WHAT THE EXERCISE ASKS » Reproduce the listing below verbatim, keeping every line in its original order.

SUPPLIED ENTRIES »

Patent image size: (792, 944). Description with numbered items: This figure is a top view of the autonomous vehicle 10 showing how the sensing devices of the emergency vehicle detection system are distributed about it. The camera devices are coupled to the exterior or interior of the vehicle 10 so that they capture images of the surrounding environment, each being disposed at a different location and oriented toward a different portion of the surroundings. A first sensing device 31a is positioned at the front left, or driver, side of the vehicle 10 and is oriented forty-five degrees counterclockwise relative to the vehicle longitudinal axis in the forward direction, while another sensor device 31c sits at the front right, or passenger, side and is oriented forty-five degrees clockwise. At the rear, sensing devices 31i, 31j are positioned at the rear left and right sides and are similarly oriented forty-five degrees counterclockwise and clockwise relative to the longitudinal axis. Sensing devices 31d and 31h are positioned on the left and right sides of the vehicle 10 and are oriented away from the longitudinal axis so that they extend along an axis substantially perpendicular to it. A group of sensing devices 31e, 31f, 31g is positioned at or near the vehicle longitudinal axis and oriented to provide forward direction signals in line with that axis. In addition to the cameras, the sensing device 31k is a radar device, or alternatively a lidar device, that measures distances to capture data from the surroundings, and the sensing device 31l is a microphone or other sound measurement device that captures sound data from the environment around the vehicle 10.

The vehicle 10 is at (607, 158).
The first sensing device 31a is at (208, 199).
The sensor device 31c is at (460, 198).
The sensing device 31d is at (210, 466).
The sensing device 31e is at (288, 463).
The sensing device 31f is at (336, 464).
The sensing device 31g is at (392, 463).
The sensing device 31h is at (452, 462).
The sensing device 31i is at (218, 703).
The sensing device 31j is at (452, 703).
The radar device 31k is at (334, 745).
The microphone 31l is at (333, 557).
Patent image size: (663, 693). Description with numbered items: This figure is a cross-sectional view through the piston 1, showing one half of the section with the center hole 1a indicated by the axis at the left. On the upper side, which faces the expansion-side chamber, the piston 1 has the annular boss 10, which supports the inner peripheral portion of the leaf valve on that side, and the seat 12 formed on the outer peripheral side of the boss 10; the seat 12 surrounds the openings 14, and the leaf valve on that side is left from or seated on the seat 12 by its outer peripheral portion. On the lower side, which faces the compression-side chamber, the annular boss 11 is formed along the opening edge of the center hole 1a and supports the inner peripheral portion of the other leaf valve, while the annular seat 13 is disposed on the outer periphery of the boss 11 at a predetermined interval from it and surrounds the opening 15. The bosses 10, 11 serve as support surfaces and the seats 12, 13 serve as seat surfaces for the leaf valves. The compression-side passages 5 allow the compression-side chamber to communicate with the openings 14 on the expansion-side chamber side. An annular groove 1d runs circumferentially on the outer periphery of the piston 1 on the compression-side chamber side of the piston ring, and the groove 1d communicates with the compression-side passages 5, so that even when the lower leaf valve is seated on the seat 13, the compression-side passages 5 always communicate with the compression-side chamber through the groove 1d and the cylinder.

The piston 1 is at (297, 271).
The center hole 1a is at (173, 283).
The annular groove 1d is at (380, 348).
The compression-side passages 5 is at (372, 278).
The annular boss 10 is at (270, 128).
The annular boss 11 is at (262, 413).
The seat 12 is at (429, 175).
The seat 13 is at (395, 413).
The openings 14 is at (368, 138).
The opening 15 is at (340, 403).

FULL RESPONSE »
Patent image size: (792, 944). Description with numbered items: This figure is a top view of the autonomous vehicle 10 showing how the sensing devices of the emergency vehicle detection system are distributed about it. The camera devices are coupled to the exterior or interior of the vehicle 10 so that they capture images of the surrounding environment, each being disposed at a different location and oriented toward a different portion of the surroundings. A first sensing device 31a is positioned at the front left, or driver, side of the vehicle 10 and is oriented forty-five degrees counterclockwise relative to the vehicle longitudinal axis in the forward direction, while another sensor device 31c sits at the front right, or passenger, side and is oriented forty-five degrees clockwise. At the rear, sensing devices 31i, 31j are positioned at the rear left and right sides and are similarly oriented forty-five degrees counterclockwise and clockwise relative to the longitudinal axis. Sensing devices 31d and 31h are positioned on the left and right sides of the vehicle 10 and are oriented away from the longitudinal axis so that they extend along an axis substantially perpendicular to it. A group of sensing devices 31e, 31f, 31g is positioned at or near the vehicle longitudinal axis and oriented to provide forward direction signals in line with that axis. In addition to the cameras, the sensing device 31k is a radar device, or alternatively a lidar device, that measures distances to capture data from the surroundings, and the sensing device 31l is a microphone or other sound measurement device that captures sound data from the environment around the vehicle 10.

The vehicle 10 is at (607, 158).
The first sensing device 31a is at (208, 199).
The sensor device 31c is at (460, 198).
The sensing device 31d is at (210, 466).
The sensing device 31e is at (288, 463).
The sensing device 31f is at (336, 464).
The sensing device 31g is at (392, 463).
The sensing device 31h is at (452, 462).
The sensing device 31i is at (218, 703).
The sensing device 31j is at (452, 703).
The radar device 31k is at (334, 745).
The microphone 31l is at (333, 557).
Patent image size: (663, 693). Description with numbered items: This figure is a cross-sectional view through the piston 1, showing one half of the section with the center hole 1a indicated by the axis at the left. On the upper side, which faces the expansion-side chamber, the piston 1 has the annular boss 10, which supports the inner peripheral portion of the leaf valve on that side, and the seat 12 formed on the outer peripheral side of the boss 10; the seat 12 surrounds the openings 14, and the leaf valve on that side is left from or seated on the seat 12 by its outer peripheral portion. On the lower side, which faces the compression-side chamber, the annular boss 11 is formed along the opening edge of the center hole 1a and supports the inner peripheral portion of the other leaf valve, while the annular seat 13 is disposed on the outer periphery of the boss 11 at a predetermined interval from it and surrounds the opening 15. The bosses 10, 11 serve as support surfaces and the seats 12, 13 serve as seat surfaces for the leaf valves. The compression-side passages 5 allow the compression-side chamber to communicate with the openings 14 on the expansion-side chamber side. An annular groove 1d runs circumferentially on the outer periphery of the piston 1 on the compression-side chamber side of the piston ring, and the groove 1d communicates with the compression-side passages 5, so that even when the lower leaf valve is seated on the seat 13, the compression-side passages 5 always communicate with the compression-side chamber through the groove 1d and the cylinder.

The piston 1 is at (297, 271).
The center hole 1a is at (173, 283).
The annular groove 1d is at (380, 348).
The compression-side passages 5 is at (372, 278).
The annular boss 10 is at (270, 128).
The annular boss 11 is at (262, 413).
The seat 12 is at (429, 175).
The seat 13 is at (395, 413).
The openings 14 is at (368, 138).
The opening 15 is at (340, 403).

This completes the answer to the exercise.